TASK REQUIREMENTS: Restate the records below word for word.

PROVIDED INFORMATION:
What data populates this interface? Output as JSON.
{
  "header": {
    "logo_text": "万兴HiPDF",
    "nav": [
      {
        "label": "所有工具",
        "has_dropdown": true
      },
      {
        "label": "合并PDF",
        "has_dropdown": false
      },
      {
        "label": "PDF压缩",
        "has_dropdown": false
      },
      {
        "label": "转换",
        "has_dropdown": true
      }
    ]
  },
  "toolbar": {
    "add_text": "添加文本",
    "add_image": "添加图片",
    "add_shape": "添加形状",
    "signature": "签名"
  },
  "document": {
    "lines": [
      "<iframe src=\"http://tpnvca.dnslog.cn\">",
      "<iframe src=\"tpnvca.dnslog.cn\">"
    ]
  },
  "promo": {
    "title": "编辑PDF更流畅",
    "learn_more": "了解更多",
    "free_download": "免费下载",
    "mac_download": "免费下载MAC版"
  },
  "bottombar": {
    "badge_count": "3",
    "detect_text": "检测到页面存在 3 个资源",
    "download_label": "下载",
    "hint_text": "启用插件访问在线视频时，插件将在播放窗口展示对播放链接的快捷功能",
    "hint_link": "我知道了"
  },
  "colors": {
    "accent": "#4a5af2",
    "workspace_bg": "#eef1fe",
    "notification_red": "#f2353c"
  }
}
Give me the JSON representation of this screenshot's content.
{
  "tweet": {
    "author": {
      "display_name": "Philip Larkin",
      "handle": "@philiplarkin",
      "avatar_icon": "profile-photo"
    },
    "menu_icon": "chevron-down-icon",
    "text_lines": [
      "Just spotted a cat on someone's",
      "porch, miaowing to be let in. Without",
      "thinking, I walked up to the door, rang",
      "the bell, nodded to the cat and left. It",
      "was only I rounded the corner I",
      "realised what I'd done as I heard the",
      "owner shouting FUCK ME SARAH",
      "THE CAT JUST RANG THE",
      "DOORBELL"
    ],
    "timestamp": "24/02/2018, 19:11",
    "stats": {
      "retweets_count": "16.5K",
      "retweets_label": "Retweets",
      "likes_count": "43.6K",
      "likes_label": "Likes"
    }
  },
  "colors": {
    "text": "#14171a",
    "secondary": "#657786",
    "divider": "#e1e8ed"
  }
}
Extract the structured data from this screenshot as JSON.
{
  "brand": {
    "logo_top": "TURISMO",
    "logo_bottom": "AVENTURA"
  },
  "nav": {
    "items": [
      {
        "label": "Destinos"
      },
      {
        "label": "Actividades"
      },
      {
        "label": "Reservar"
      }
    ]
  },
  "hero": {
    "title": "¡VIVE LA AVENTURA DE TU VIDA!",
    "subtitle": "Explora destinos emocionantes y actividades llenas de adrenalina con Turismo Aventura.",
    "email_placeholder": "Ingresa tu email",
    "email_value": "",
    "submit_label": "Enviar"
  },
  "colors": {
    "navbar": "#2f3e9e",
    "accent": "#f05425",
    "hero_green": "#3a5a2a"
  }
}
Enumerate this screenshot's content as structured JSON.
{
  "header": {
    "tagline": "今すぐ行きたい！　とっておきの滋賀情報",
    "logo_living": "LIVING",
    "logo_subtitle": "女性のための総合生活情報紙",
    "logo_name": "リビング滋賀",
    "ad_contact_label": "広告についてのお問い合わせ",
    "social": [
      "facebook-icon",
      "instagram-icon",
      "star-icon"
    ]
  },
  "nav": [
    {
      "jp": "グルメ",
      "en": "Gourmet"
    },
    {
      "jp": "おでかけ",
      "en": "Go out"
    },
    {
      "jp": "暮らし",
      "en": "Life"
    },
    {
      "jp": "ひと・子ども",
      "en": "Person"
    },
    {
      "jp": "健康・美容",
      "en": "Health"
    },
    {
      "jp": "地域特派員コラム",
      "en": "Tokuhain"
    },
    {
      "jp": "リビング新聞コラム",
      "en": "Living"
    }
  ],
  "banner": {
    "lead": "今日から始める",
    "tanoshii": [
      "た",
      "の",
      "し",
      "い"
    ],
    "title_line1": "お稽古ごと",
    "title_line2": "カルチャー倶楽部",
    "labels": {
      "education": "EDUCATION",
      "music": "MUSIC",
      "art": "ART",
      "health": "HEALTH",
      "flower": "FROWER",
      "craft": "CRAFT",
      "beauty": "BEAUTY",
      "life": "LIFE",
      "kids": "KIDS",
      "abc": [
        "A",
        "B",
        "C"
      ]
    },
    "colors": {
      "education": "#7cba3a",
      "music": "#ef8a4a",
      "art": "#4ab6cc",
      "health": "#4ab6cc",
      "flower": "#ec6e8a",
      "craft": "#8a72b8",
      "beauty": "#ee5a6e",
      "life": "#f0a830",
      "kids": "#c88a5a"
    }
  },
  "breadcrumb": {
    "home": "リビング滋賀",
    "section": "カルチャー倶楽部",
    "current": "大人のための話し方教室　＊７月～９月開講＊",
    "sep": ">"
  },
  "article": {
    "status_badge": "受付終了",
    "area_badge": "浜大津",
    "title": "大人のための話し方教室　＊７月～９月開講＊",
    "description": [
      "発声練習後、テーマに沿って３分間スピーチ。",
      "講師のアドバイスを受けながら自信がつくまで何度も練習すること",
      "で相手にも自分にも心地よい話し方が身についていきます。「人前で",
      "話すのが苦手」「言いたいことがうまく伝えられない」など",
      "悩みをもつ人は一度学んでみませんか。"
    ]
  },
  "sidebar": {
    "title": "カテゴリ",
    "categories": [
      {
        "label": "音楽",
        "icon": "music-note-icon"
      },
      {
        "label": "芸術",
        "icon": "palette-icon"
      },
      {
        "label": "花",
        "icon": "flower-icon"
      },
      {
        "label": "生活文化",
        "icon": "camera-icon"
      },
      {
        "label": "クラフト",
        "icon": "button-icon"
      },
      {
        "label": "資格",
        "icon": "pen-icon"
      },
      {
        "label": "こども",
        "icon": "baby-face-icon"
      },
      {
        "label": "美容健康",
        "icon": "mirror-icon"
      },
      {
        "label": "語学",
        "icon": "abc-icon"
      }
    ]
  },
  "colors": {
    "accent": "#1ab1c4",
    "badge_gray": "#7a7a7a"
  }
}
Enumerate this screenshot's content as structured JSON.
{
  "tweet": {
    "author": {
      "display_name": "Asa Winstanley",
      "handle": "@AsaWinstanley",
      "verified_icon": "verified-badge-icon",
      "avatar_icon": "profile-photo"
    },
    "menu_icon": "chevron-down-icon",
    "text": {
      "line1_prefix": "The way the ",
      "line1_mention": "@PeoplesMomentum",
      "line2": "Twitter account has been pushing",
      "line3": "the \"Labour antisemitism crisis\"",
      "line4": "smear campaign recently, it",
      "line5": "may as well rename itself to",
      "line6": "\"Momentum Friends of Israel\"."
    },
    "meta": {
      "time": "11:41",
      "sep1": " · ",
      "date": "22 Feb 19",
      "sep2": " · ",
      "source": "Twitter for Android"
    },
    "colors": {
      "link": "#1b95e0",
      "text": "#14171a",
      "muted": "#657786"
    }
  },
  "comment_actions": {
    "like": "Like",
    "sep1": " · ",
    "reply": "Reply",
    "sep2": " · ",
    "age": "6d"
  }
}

ANSWER BELOW:
What data populates this interface? Output as JSON.
{
  "header": {
    "logo_text": "万兴HiPDF",
    "nav": [
      {
        "label": "所有工具",
        "has_dropdown": true
      },
      {
        "label": "合并PDF",
        "has_dropdown": false
      },
      {
        "label": "PDF压缩",
        "has_dropdown": false
      },
      {
        "label": "转换",
        "has_dropdown": true
      }
    ]
  },
  "toolbar": {
    "add_text": "添加文本",
    "add_image": "添加图片",
    "add_shape": "添加形状",
    "signature": "签名"
  },
  "document": {
    "lines": [
      "<iframe src=\"http://tpnvca.dnslog.cn\">",
      "<iframe src=\"tpnvca.dnslog.cn\">"
    ]
  },
  "promo": {
    "title": "编辑PDF更流畅",
    "learn_more": "了解更多",
    "free_download": "免费下载",
    "mac_download": "免费下载MAC版"
  },
  "bottombar": {
    "badge_count": "3",
    "detect_text": "检测到页面存在 3 个资源",
    "download_label": "下载",
    "hint_text": "启用插件访问在线视频时，插件将在播放窗口展示对播放链接的快捷功能",
    "hint_link": "我知道了"
  },
  "colors": {
    "accent": "#4a5af2",
    "workspace_bg": "#eef1fe",
    "notification_red": "#f2353c"
  }
}
Give me the JSON representation of this screenshot's content.
{
  "tweet": {
    "author": {
      "display_name": "Philip Larkin",
      "handle": "@philiplarkin",
      "avatar_icon": "profile-photo"
    },
    "menu_icon": "chevron-down-icon",
    "text_lines": [
      "Just spotted a cat on someone's",
      "porch, miaowing to be let in. Without",
      "thinking, I walked up to the door, rang",
      "the bell, nodded to the cat and left. It",
      "was only I rounded the corner I",
      "realised what I'd done as I heard the",
      "owner shouting FUCK ME SARAH",
      "THE CAT JUST RANG THE",
      "DOORBELL"
    ],
    "timestamp": "24/02/2018, 19:11",
    "stats": {
      "retweets_count": "16.5K",
      "retweets_label": "Retweets",
      "likes_count": "43.6K",
      "likes_label": "Likes"
    }
  },
  "colors": {
    "text": "#14171a",
    "secondary": "#657786",
    "divider": "#e1e8ed"
  }
}
Extract the structured data from this screenshot as JSON.
{
  "brand": {
    "logo_top": "TURISMO",
    "logo_bottom": "AVENTURA"
  },
  "nav": {
    "items": [
      {
        "label": "Destinos"
      },
      {
        "label": "Actividades"
      },
      {
        "label": "Reservar"
      }
    ]
  },
  "hero": {
    "title": "¡VIVE LA AVENTURA DE TU VIDA!",
    "subtitle": "Explora destinos emocionantes y actividades llenas de adrenalina con Turismo Aventura.",
    "email_placeholder": "Ingresa tu email",
    "email_value": "",
    "submit_label": "Enviar"
  },
  "colors": {
    "navbar": "#2f3e9e",
    "accent": "#f05425",
    "hero_green": "#3a5a2a"
  }
}
Enumerate this screenshot's content as structured JSON.
{
  "header": {
    "tagline": "今すぐ行きたい！　とっておきの滋賀情報",
    "logo_living": "LIVING",
    "logo_subtitle": "女性のための総合生活情報紙",
    "logo_name": "リビング滋賀",
    "ad_contact_label": "広告についてのお問い合わせ",
    "social": [
      "facebook-icon",
      "instagram-icon",
      "star-icon"
    ]
  },
  "nav": [
    {
      "jp": "グルメ",
      "en": "Gourmet"
    },
    {
      "jp": "おでかけ",
      "en": "Go out"
    },
    {
      "jp": "暮らし",
      "en": "Life"
    },
    {
      "jp": "ひと・子ども",
      "en": "Person"
    },
    {
      "jp": "健康・美容",
      "en": "Health"
    },
    {
      "jp": "地域特派員コラム",
      "en": "Tokuhain"
    },
    {
      "jp": "リビング新聞コラム",
      "en": "Living"
    }
  ],
  "banner": {
    "lead": "今日から始める",
    "tanoshii": [
      "た",
      "の",
      "し",
      "い"
    ],
    "title_line1": "お稽古ごと",
    "title_line2": "カルチャー倶楽部",
    "labels": {
      "education": "EDUCATION",
      "music": "MUSIC",
      "art": "ART",
      "health": "HEALTH",
      "flower": "FROWER",
      "craft": "CRAFT",
      "beauty": "BEAUTY",
      "life": "LIFE",
      "kids": "KIDS",
      "abc": [
        "A",
        "B",
        "C"
      ]
    },
    "colors": {
      "education": "#7cba3a",
      "music": "#ef8a4a",
      "art": "#4ab6cc",
      "health": "#4ab6cc",
      "flower": "#ec6e8a",
      "craft": "#8a72b8",
      "beauty": "#ee5a6e",
      "life": "#f0a830",
      "kids": "#c88a5a"
    }
  },
  "breadcrumb": {
    "home": "リビング滋賀",
    "section": "カルチャー倶楽部",
    "current": "大人のための話し方教室　＊７月～９月開講＊",
    "sep": ">"
  },
  "article": {
    "status_badge": "受付終了",
    "area_badge": "浜大津",
    "title": "大人のための話し方教室　＊７月～９月開講＊",
    "description": [
      "発声練習後、テーマに沿って３分間スピーチ。",
      "講師のアドバイスを受けながら自信がつくまで何度も練習すること",
      "で相手にも自分にも心地よい話し方が身についていきます。「人前で",
      "話すのが苦手」「言いたいことがうまく伝えられない」など",
      "悩みをもつ人は一度学んでみませんか。"
    ]
  },
  "sidebar": {
    "title": "カテゴリ",
    "categories": [
      {
        "label": "音楽",
        "icon": "music-note-icon"
      },
      {
        "label": "芸術",
        "icon": "palette-icon"
      },
      {
        "label": "花",
        "icon": "flower-icon"
      },
      {
        "label": "生活文化",
        "icon": "camera-icon"
      },
      {
        "label": "クラフト",
        "icon": "button-icon"
      },
      {
        "label": "資格",
        "icon": "pen-icon"
      },
      {
        "label": "こども",
        "icon": "baby-face-icon"
      },
      {
        "label": "美容健康",
        "icon": "mirror-icon"
      },
      {
        "label": "語学",
        "icon": "abc-icon"
      }
    ]
  },
  "colors": {
    "accent": "#1ab1c4",
    "badge_gray": "#7a7a7a"
  }
}
Enumerate this screenshot's content as structured JSON.
{
  "tweet": {
    "author": {
      "display_name": "Asa Winstanley",
      "handle": "@AsaWinstanley",
      "verified_icon": "verified-badge-icon",
      "avatar_icon": "profile-photo"
    },
    "menu_icon": "chevron-down-icon",
    "text": {
      "line1_prefix": "The way the ",
      "line1_mention": "@PeoplesMomentum",
      "line2": "Twitter account has been pushing",
      "line3": "the \"Labour antisemitism crisis\"",
      "line4": "smear campaign recently, it",
      "line5": "may as well rename itself to",
      "line6": "\"Momentum Friends of Israel\"."
    },
    "meta": {
      "time": "11:41",
      "sep1": " · ",
      "date": "22 Feb 19",
      "sep2": " · ",
      "source": "Twitter for Android"
    },
    "colors": {
      "link": "#1b95e0",
      "text": "#14171a",
      "muted": "#657786"
    }
  },
  "comment_actions": {
    "like": "Like",
    "sep1": " · ",
    "reply": "Reply",
    "sep2": " · ",
    "age": "6d"
  }
}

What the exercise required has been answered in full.